- **Stated exercise**:
Gather up the lines with the word "name" in them.

— START Entries —

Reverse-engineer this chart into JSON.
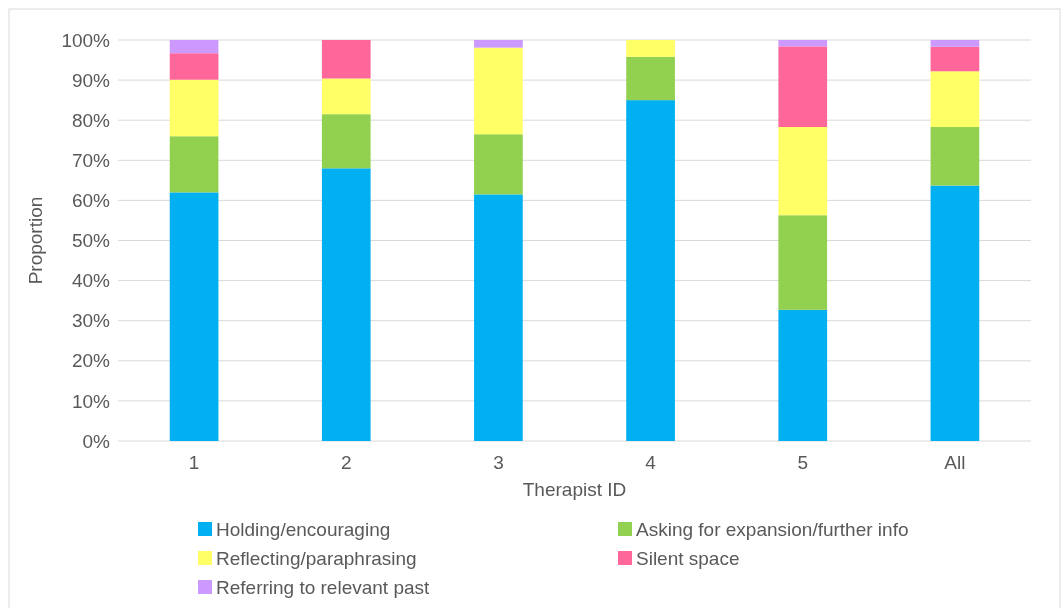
{
  "chart_data": {
    "type": "bar",
    "stacked": true,
    "xlabel": "Therapist ID",
    "ylabel": "Proportion",
    "categories": [
      "1",
      "2",
      "3",
      "4",
      "5",
      "All"
    ],
    "series": [
      {
        "name": "Holding/encouraging",
        "color": "#00b0f0",
        "values": [
          62,
          68,
          61.5,
          85,
          32.7,
          63.7
        ]
      },
      {
        "name": "Asking for expansion/further info",
        "color": "#92d050",
        "values": [
          14,
          13.5,
          15,
          10.8,
          23.6,
          14.6
        ]
      },
      {
        "name": "Reflecting/paraphrasing",
        "color": "#ffff66",
        "values": [
          14.1,
          8.9,
          21.6,
          4.2,
          22,
          13.9
        ]
      },
      {
        "name": "Silent space",
        "color": "#ff6699",
        "values": [
          6.6,
          9.6,
          0,
          0,
          20.1,
          6.1
        ]
      },
      {
        "name": "Referring to relevant past",
        "color": "#cc99ff",
        "values": [
          3.3,
          0,
          1.9,
          0,
          1.6,
          1.7
        ]
      }
    ],
    "ylim": [
      0,
      100
    ],
    "yticks": [
      {
        "value": 0,
        "label": "0%"
      },
      {
        "value": 10,
        "label": "10%"
      },
      {
        "value": 20,
        "label": "20%"
      },
      {
        "value": 30,
        "label": "30%"
      },
      {
        "value": 40,
        "label": "40%"
      },
      {
        "value": 50,
        "label": "50%"
      },
      {
        "value": 60,
        "label": "60%"
      },
      {
        "value": 70,
        "label": "70%"
      },
      {
        "value": 80,
        "label": "80%"
      },
      {
        "value": 90,
        "label": "90%"
      },
      {
        "value": 100,
        "label": "100%"
      }
    ],
    "grid": "y",
    "legend": "bottom"
  }
}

— END Entries —

- **Completed task**:
        "name": "Holding/encouraging",
        "name": "Asking for expansion/further info",
        "name": "Reflecting/paraphrasing",
        "name": "Silent space",
        "name": "Referring to relevant past",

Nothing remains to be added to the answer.